> **Aim**: Among the lines below, how many carry the string "بالنسبة"? Reply with a number and nothing else.
======== The records
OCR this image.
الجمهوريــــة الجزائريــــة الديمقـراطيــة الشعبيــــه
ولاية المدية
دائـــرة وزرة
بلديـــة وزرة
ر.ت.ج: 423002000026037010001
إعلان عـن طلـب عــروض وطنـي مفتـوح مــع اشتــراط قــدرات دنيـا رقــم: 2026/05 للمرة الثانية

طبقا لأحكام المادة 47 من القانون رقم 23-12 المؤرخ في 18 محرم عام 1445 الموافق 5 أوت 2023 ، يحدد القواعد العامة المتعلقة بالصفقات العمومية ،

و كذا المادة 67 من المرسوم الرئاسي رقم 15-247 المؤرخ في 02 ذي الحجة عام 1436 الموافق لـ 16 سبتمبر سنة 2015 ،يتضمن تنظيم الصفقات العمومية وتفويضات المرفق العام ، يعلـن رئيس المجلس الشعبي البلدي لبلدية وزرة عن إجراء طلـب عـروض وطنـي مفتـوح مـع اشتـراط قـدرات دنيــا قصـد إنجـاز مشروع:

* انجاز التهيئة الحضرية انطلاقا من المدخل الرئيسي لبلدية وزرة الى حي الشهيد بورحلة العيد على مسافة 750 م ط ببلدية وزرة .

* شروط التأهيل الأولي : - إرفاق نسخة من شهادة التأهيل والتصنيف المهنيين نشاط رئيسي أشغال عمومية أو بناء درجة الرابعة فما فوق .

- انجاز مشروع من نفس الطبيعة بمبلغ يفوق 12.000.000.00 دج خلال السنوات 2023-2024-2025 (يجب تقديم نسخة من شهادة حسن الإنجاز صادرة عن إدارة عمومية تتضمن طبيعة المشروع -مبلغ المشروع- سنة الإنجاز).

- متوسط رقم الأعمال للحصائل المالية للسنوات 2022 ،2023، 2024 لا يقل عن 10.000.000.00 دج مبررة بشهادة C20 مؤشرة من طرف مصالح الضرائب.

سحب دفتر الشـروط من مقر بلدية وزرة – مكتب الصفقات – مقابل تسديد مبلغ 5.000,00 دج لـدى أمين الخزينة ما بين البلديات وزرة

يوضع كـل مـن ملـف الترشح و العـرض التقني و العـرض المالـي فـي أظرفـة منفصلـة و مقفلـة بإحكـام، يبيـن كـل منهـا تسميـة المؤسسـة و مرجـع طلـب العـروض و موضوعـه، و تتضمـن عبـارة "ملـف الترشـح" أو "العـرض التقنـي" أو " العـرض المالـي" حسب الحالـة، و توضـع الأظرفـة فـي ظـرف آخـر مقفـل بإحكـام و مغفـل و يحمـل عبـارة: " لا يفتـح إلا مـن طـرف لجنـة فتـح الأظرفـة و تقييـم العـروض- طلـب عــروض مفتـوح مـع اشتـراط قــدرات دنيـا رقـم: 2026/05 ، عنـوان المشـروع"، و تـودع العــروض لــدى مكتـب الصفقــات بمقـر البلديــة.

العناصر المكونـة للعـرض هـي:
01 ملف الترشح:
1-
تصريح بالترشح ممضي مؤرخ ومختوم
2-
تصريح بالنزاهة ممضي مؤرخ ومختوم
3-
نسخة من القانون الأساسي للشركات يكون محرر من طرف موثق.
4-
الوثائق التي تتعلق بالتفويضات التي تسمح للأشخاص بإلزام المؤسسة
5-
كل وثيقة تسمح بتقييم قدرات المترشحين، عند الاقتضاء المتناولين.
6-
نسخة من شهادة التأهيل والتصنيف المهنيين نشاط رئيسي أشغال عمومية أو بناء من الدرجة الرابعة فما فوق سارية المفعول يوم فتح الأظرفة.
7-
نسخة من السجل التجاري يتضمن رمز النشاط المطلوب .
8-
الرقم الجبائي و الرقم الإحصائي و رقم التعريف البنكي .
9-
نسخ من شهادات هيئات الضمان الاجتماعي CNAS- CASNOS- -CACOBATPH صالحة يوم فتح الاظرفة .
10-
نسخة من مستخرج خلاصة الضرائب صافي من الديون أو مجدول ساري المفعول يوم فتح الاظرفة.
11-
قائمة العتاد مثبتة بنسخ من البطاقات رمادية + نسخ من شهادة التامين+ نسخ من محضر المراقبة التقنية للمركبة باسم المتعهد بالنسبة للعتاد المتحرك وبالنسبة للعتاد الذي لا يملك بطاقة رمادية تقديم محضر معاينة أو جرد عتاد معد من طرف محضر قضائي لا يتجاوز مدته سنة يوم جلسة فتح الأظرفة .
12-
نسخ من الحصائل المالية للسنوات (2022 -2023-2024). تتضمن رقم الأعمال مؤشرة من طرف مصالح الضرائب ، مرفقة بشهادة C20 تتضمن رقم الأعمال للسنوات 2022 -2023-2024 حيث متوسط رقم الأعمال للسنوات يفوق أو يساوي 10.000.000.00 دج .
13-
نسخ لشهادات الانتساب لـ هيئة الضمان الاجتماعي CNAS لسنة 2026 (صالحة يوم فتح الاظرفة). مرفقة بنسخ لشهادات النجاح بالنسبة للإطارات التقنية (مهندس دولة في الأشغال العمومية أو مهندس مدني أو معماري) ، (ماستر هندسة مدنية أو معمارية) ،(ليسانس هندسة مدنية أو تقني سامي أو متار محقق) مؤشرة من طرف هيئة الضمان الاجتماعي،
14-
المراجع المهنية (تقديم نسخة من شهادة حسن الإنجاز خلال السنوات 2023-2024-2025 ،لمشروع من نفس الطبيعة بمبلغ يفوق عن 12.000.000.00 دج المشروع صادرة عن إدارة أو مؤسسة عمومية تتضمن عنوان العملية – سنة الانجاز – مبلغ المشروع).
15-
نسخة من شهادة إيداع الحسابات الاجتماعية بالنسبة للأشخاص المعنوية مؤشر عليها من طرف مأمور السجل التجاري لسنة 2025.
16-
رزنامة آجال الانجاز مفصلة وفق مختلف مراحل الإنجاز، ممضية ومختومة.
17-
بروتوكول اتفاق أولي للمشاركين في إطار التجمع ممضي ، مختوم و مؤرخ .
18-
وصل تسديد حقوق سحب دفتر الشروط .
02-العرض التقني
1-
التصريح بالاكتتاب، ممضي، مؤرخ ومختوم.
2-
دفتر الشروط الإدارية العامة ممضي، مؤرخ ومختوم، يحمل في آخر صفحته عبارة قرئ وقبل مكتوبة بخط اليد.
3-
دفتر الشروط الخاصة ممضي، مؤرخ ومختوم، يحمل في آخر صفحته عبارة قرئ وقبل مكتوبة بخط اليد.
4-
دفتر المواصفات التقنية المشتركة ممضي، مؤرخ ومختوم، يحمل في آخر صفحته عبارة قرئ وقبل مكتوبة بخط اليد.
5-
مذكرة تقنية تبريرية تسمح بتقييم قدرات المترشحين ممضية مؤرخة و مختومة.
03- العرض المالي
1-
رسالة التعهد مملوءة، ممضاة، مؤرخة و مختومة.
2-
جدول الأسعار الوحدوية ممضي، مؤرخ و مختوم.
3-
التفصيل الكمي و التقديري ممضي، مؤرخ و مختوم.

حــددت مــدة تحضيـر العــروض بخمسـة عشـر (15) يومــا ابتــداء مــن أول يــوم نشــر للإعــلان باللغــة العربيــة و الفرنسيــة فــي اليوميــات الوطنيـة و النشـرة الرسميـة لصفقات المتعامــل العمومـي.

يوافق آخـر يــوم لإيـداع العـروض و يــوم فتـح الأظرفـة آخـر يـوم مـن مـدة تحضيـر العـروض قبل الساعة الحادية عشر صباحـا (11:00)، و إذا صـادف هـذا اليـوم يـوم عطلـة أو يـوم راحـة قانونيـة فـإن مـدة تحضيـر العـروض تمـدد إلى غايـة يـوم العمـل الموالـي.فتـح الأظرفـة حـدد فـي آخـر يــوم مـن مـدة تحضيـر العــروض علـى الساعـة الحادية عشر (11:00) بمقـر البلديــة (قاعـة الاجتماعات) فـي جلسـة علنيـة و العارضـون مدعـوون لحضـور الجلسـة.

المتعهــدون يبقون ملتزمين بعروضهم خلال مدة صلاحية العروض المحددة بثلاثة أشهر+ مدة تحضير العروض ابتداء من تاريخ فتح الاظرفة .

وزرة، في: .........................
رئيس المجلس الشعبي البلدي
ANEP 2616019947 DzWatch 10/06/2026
================
> **Output for this task**: 3